YOUR TASK: Below is a block of records. Copy every line in it that contains the word "this".

======== DATASET RECORDS

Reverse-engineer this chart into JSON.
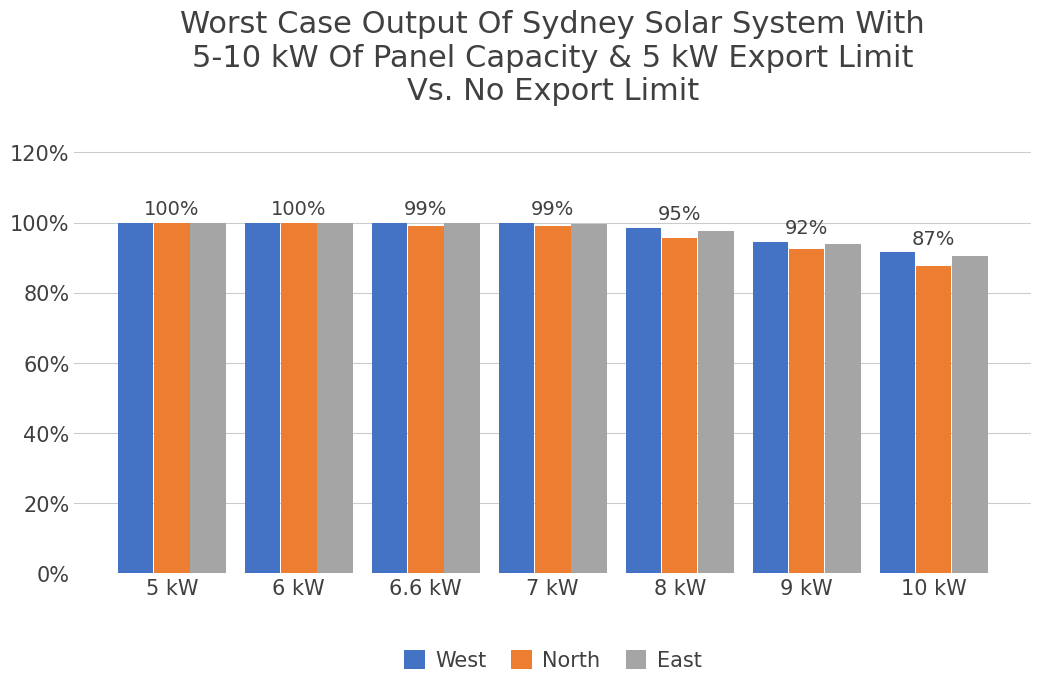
{
  "title": "Worst Case Output Of Sydney Solar System With\n5-10 kW Of Panel Capacity & 5 kW Export Limit\nVs. No Export Limit",
  "categories": [
    "5 kW",
    "6 kW",
    "6.6 kW",
    "7 kW",
    "8 kW",
    "9 kW",
    "10 kW"
  ],
  "west": [
    1.0,
    1.0,
    1.0,
    1.0,
    0.985,
    0.945,
    0.915
  ],
  "north": [
    1.0,
    1.0,
    0.99,
    0.99,
    0.955,
    0.925,
    0.875
  ],
  "east": [
    1.0,
    1.0,
    1.0,
    0.995,
    0.975,
    0.94,
    0.905
  ],
  "annotations": [
    "100%",
    "100%",
    "99%",
    "99%",
    "95%",
    "92%",
    "87%"
  ],
  "bar_colors": [
    "#4472C4",
    "#ED7D31",
    "#A5A5A5"
  ],
  "legend_labels": [
    "West",
    "North",
    "East"
  ],
  "ylim": [
    0,
    1.28
  ],
  "yticks": [
    0,
    0.2,
    0.4,
    0.6,
    0.8,
    1.0,
    1.2
  ],
  "ytick_labels": [
    "0%",
    "20%",
    "40%",
    "60%",
    "80%",
    "100%",
    "120%"
  ],
  "title_fontsize": 22,
  "tick_fontsize": 15,
  "legend_fontsize": 15,
  "annotation_fontsize": 14,
  "background_color": "#FFFFFF",
  "grid_color": "#CCCCCC",
  "text_color": "#404040"
}
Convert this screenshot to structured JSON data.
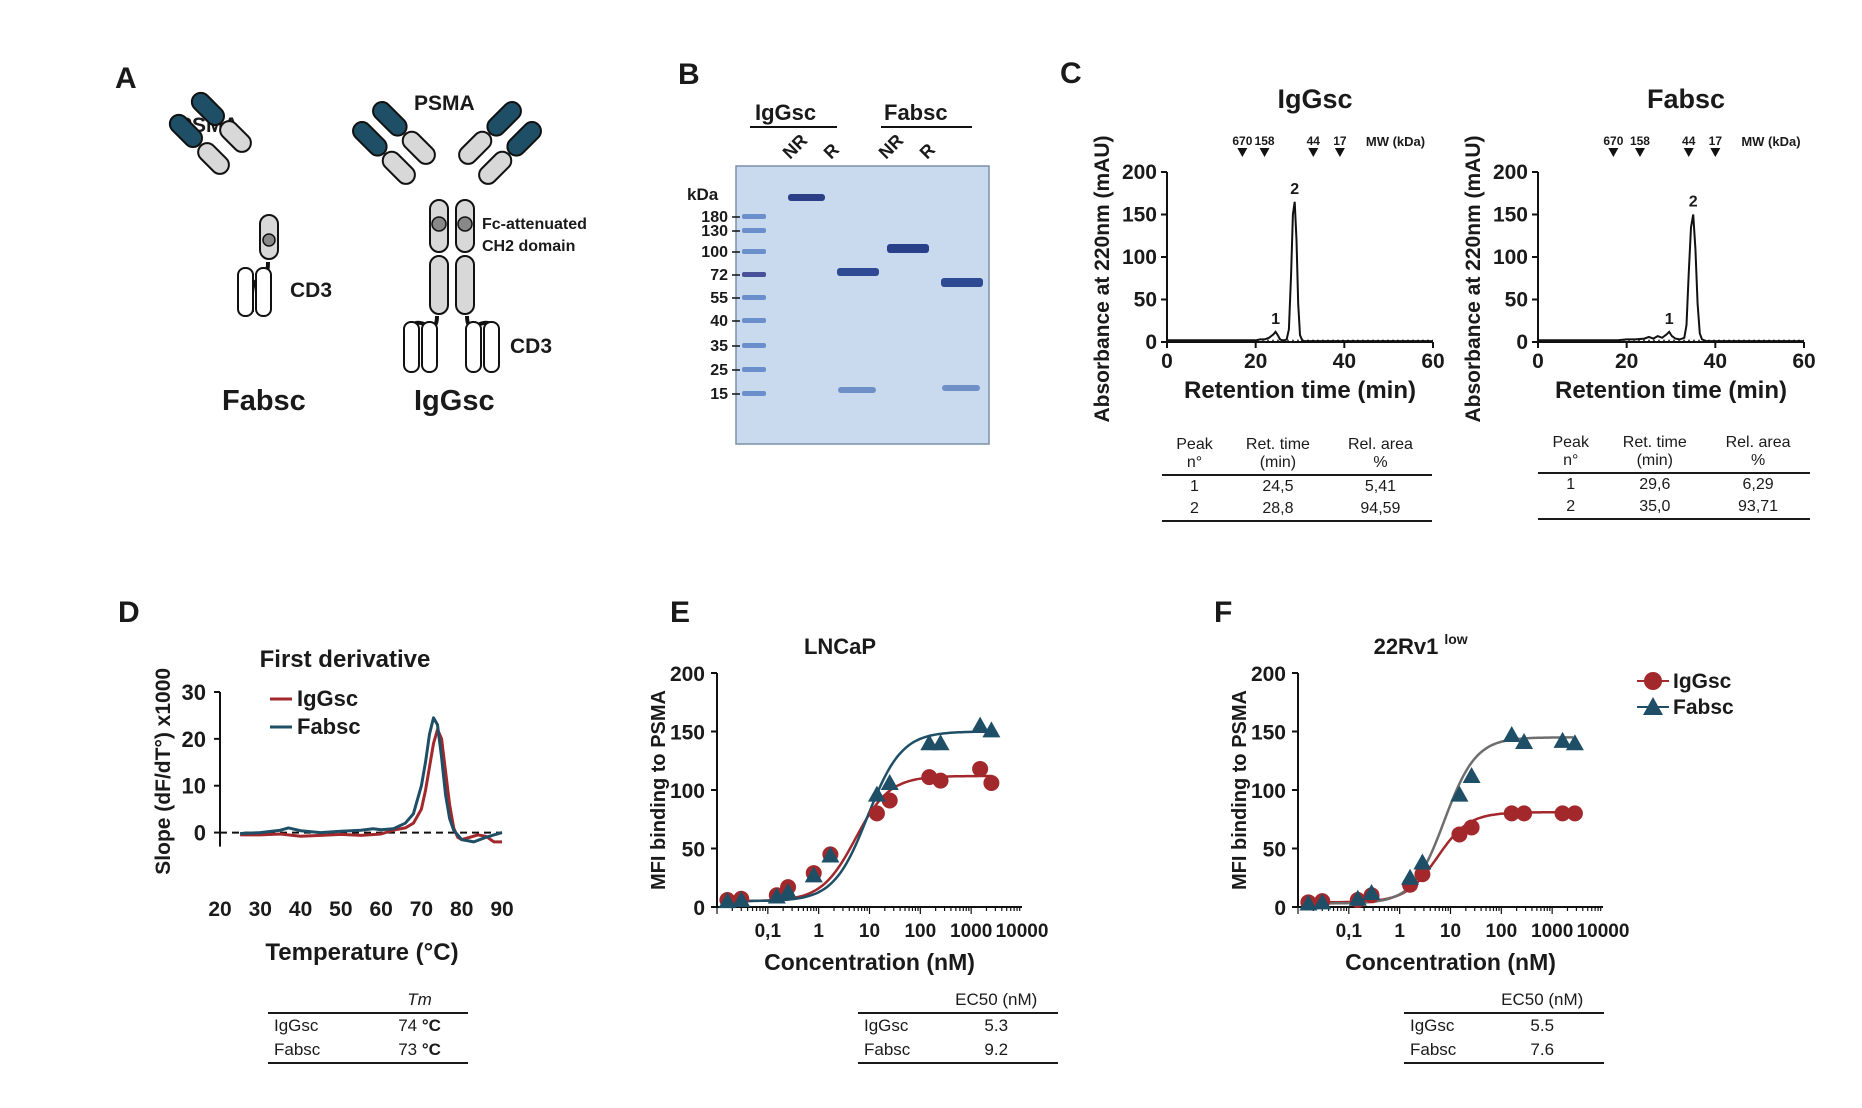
{
  "panel_labels": {
    "a": "A",
    "b": "B",
    "c": "C",
    "d": "D",
    "e": "E",
    "f": "F"
  },
  "colors": {
    "igg": "#a3282c",
    "fab": "#1e4f66",
    "fab_curve_f": "#6e6e6e",
    "gel": "#c6d8ee",
    "light_chain": "#d8d8d8",
    "variable": "#1e4f66"
  },
  "panel_a": {
    "fabsc": {
      "target": "PSMA",
      "effector": "CD3",
      "name": "Fabsc"
    },
    "iggsc": {
      "target": "PSMA",
      "effector": "CD3",
      "name": "IgGsc",
      "note_line1": "Fc-attenuated",
      "note_line2": "CH2 domain"
    }
  },
  "panel_b": {
    "group_labels": [
      "IgGsc",
      "Fabsc"
    ],
    "lane_labels": [
      "NR",
      "R",
      "NR",
      "R"
    ],
    "unit": "kDa",
    "markers": [
      "180",
      "130",
      "100",
      "72",
      "55",
      "40",
      "35",
      "25",
      "15"
    ]
  },
  "panel_c": {
    "mw_markers": [
      "670",
      "158",
      "44",
      "17"
    ],
    "mw_unit": "MW (kDa)",
    "table_headers": {
      "peak_1": "Peak",
      "peak_2": "n°",
      "rt_1": "Ret. time",
      "rt_2": "(min)",
      "area_1": "Rel. area",
      "area_2": "%"
    },
    "left_table": [
      {
        "peak": "1",
        "rt": "24,5",
        "area": "5,41"
      },
      {
        "peak": "2",
        "rt": "28,8",
        "area": "94,59"
      }
    ],
    "right_table": [
      {
        "peak": "1",
        "rt": "29,6",
        "area": "6,29"
      },
      {
        "peak": "2",
        "rt": "35,0",
        "area": "93,71"
      }
    ]
  },
  "panel_d": {
    "table_header": "Tm",
    "rows": [
      {
        "name": "IgGsc",
        "value": "74",
        "unit": "°C"
      },
      {
        "name": "Fabsc",
        "value": "73",
        "unit": "°C"
      }
    ]
  },
  "panel_e": {
    "table_header": "EC50  (nM)",
    "rows": [
      {
        "name": "IgGsc",
        "value": "5.3"
      },
      {
        "name": "Fabsc",
        "value": "9.2"
      }
    ]
  },
  "panel_f": {
    "title_main": "22Rv1",
    "title_sup": "low",
    "legend": [
      "IgGsc",
      "Fabsc"
    ],
    "table_header": "EC50  (nM)",
    "rows": [
      {
        "name": "IgGsc",
        "value": "5.5"
      },
      {
        "name": "Fabsc",
        "value": "7.6"
      }
    ]
  },
  "chart_data": [
    {
      "id": "c-left",
      "type": "line",
      "title": "IgGsc",
      "xlabel": "Retention time  (min)",
      "ylabel": "Absorbance at 220nm (mAU)",
      "xlim": [
        0,
        60
      ],
      "ylim": [
        0,
        200
      ],
      "xticks": [
        "0",
        "20",
        "40",
        "60"
      ],
      "yticks": [
        "0",
        "50",
        "100",
        "150",
        "200"
      ],
      "mw_positions": [
        17,
        22,
        33,
        39
      ],
      "peaks": [
        {
          "label": "1",
          "x": 24.5,
          "y": 12
        },
        {
          "label": "2",
          "x": 28.8,
          "y": 165
        }
      ],
      "x": [
        0,
        10,
        18,
        20,
        21,
        22,
        23,
        24,
        24.5,
        25,
        25.5,
        26,
        26.5,
        27,
        27.5,
        28,
        28.4,
        28.8,
        29.2,
        29.6,
        30,
        30.5,
        31,
        33,
        40,
        50,
        60
      ],
      "y": [
        2,
        2,
        2,
        2,
        3,
        3,
        5,
        9,
        12,
        8,
        3,
        2,
        2,
        3,
        15,
        80,
        150,
        165,
        120,
        45,
        8,
        2,
        1,
        1,
        1,
        1,
        1
      ]
    },
    {
      "id": "c-right",
      "type": "line",
      "title": "Fabsc",
      "xlabel": "Retention time  (min)",
      "ylabel": "Absorbance at 220nm (mAU)",
      "xlim": [
        0,
        60
      ],
      "ylim": [
        0,
        200
      ],
      "xticks": [
        "0",
        "20",
        "40",
        "60"
      ],
      "yticks": [
        "0",
        "50",
        "100",
        "150",
        "200"
      ],
      "mw_positions": [
        17,
        23,
        34,
        40
      ],
      "peaks": [
        {
          "label": "1",
          "x": 29.6,
          "y": 12
        },
        {
          "label": "2",
          "x": 35.0,
          "y": 150
        }
      ],
      "x": [
        0,
        10,
        18,
        20,
        22,
        24,
        25,
        26,
        27,
        28,
        29,
        29.6,
        30.2,
        31,
        32,
        33,
        33.5,
        34,
        34.5,
        35,
        35.5,
        36,
        36.5,
        37,
        37.5,
        38,
        40,
        50,
        60
      ],
      "y": [
        2,
        2,
        2,
        3,
        3,
        4,
        6,
        4,
        7,
        5,
        9,
        12,
        7,
        4,
        3,
        5,
        20,
        80,
        135,
        150,
        110,
        45,
        10,
        3,
        2,
        1,
        1,
        1,
        1
      ]
    },
    {
      "id": "d",
      "type": "line",
      "title": "First derivative",
      "xlabel": "Temperature  (°C)",
      "ylabel": "Slope (dF/dT°) x1000",
      "xlim": [
        20,
        90
      ],
      "ylim": [
        -5,
        30
      ],
      "xticks": [
        "20",
        "30",
        "40",
        "50",
        "60",
        "70",
        "80",
        "90"
      ],
      "yticks": [
        "0",
        "10",
        "20",
        "30"
      ],
      "baseline": 0,
      "series": [
        {
          "name": "IgGsc",
          "x": [
            25,
            30,
            35,
            40,
            45,
            50,
            55,
            60,
            63,
            66,
            68,
            70,
            71,
            72,
            73,
            74,
            75,
            76,
            77,
            78,
            79,
            80,
            82,
            84,
            86,
            88,
            90
          ],
          "y": [
            -0.5,
            -0.5,
            -0.3,
            -0.8,
            -0.6,
            -0.4,
            -0.6,
            -0.3,
            0.5,
            1,
            2,
            5,
            9,
            14,
            19,
            22,
            20,
            13,
            6,
            1,
            -1,
            -1.5,
            -1,
            -0.5,
            -0.8,
            -2,
            -2
          ]
        },
        {
          "name": "Fabsc",
          "x": [
            25,
            30,
            35,
            37,
            40,
            45,
            50,
            55,
            58,
            60,
            63,
            66,
            68,
            70,
            71,
            72,
            73,
            74,
            75,
            76,
            77,
            78,
            80,
            83,
            86,
            88,
            90
          ],
          "y": [
            -0.2,
            0,
            0.5,
            1,
            0.4,
            0,
            0.3,
            0.5,
            0.8,
            0.6,
            0.8,
            2,
            4,
            10,
            15,
            21,
            24.5,
            23,
            16,
            8,
            3,
            0.5,
            -1.5,
            -2,
            -1,
            -0.5,
            0
          ]
        }
      ]
    },
    {
      "id": "e",
      "type": "scatter",
      "title": "LNCaP",
      "xlabel": "Concentration (nM)",
      "ylabel": "MFI binding to PSMA",
      "xscale": "log",
      "xlim": [
        0.01,
        10000
      ],
      "ylim": [
        0,
        200
      ],
      "xticks": [
        "0,1",
        "1",
        "10",
        "100",
        "1000",
        "10000"
      ],
      "xtick_values": [
        0.1,
        1,
        10,
        100,
        1000,
        10000
      ],
      "yticks": [
        "0",
        "50",
        "100",
        "150",
        "200"
      ],
      "series": [
        {
          "name": "IgGsc",
          "marker": "circle",
          "x": [
            0.016,
            0.03,
            0.15,
            0.25,
            0.8,
            1.7,
            14,
            25,
            150,
            250,
            1500,
            2500
          ],
          "y": [
            6,
            7,
            10,
            17,
            29,
            45,
            80,
            91,
            111,
            108,
            118,
            106
          ],
          "fit": {
            "bottom": 5,
            "top": 112,
            "ec50": 5.3,
            "hill": 1.3
          }
        },
        {
          "name": "Fabsc",
          "marker": "triangle",
          "x": [
            0.016,
            0.03,
            0.15,
            0.25,
            0.8,
            1.7,
            14,
            25,
            150,
            250,
            1500,
            2500
          ],
          "y": [
            5,
            6,
            9,
            13,
            27,
            44,
            96,
            106,
            140,
            140,
            155,
            151
          ],
          "fit": {
            "bottom": 5,
            "top": 150,
            "ec50": 9.2,
            "hill": 1.3
          }
        }
      ]
    },
    {
      "id": "f",
      "type": "scatter",
      "title": "22Rv1low",
      "xlabel": "Concentration (nM)",
      "ylabel": "MFI binding to PSMA",
      "xscale": "log",
      "xlim": [
        0.01,
        10000
      ],
      "ylim": [
        0,
        200
      ],
      "xticks": [
        "0,1",
        "1",
        "10",
        "100",
        "1000",
        "10000"
      ],
      "xtick_values": [
        0.1,
        1,
        10,
        100,
        1000,
        10000
      ],
      "yticks": [
        "0",
        "50",
        "100",
        "150",
        "200"
      ],
      "legend": "top-right",
      "series": [
        {
          "name": "IgGsc",
          "marker": "circle",
          "x": [
            0.016,
            0.03,
            0.15,
            0.28,
            1.6,
            2.8,
            15,
            26,
            160,
            280,
            1600,
            2800
          ],
          "y": [
            4,
            5,
            6,
            10,
            19,
            28,
            62,
            68,
            80,
            80,
            80,
            80
          ],
          "fit": {
            "bottom": 4,
            "top": 81,
            "ec50": 5.5,
            "hill": 1.4
          }
        },
        {
          "name": "Fabsc",
          "marker": "triangle",
          "x": [
            0.016,
            0.03,
            0.15,
            0.28,
            1.6,
            2.8,
            15,
            26,
            160,
            280,
            1600,
            2800
          ],
          "y": [
            3,
            4,
            7,
            12,
            25,
            38,
            96,
            112,
            147,
            141,
            142,
            140
          ],
          "fit": {
            "bottom": 3,
            "top": 145,
            "ec50": 7.6,
            "hill": 1.4
          }
        }
      ]
    }
  ]
}
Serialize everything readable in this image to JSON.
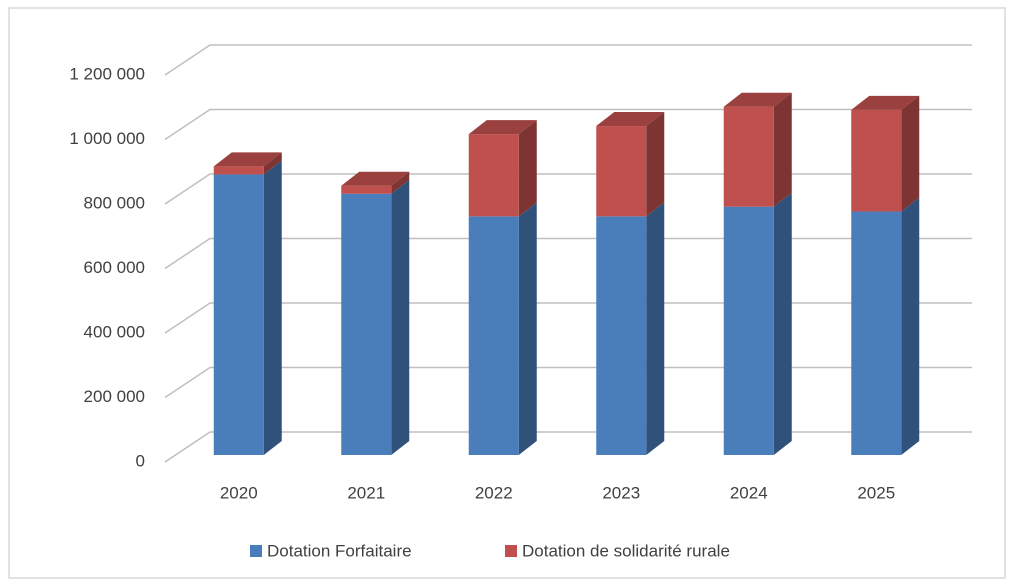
{
  "chart_data": {
    "type": "bar3d_stacked",
    "categories": [
      "2020",
      "2021",
      "2022",
      "2023",
      "2024",
      "2025"
    ],
    "series": [
      {
        "name": "Dotation Forfaitaire",
        "color": "#4a7ebb",
        "values": [
          870000,
          810000,
          740000,
          740000,
          770000,
          755000
        ]
      },
      {
        "name": "Dotation de solidarité rurale",
        "color": "#c0504d",
        "values": [
          25000,
          25000,
          255000,
          280000,
          310000,
          315000
        ]
      }
    ],
    "ylim": [
      0,
      1200000
    ],
    "yticks": [
      0,
      {
        "value": 200000,
        "label": "200 000"
      },
      {
        "value": 400000,
        "label": "400 000"
      },
      {
        "value": 600000,
        "label": "600 000"
      },
      {
        "value": 800000,
        "label": "800 000"
      },
      {
        "value": 1000000,
        "label": "1 000 000"
      },
      {
        "value": 1200000,
        "label": "1 200 000"
      }
    ],
    "grid": true
  }
}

================

TASK SOLUTION:
Reverse-engineer this chart into JSON.
Convert this screenshot to structured JSON data.
Serialize everything readable in this image to JSON.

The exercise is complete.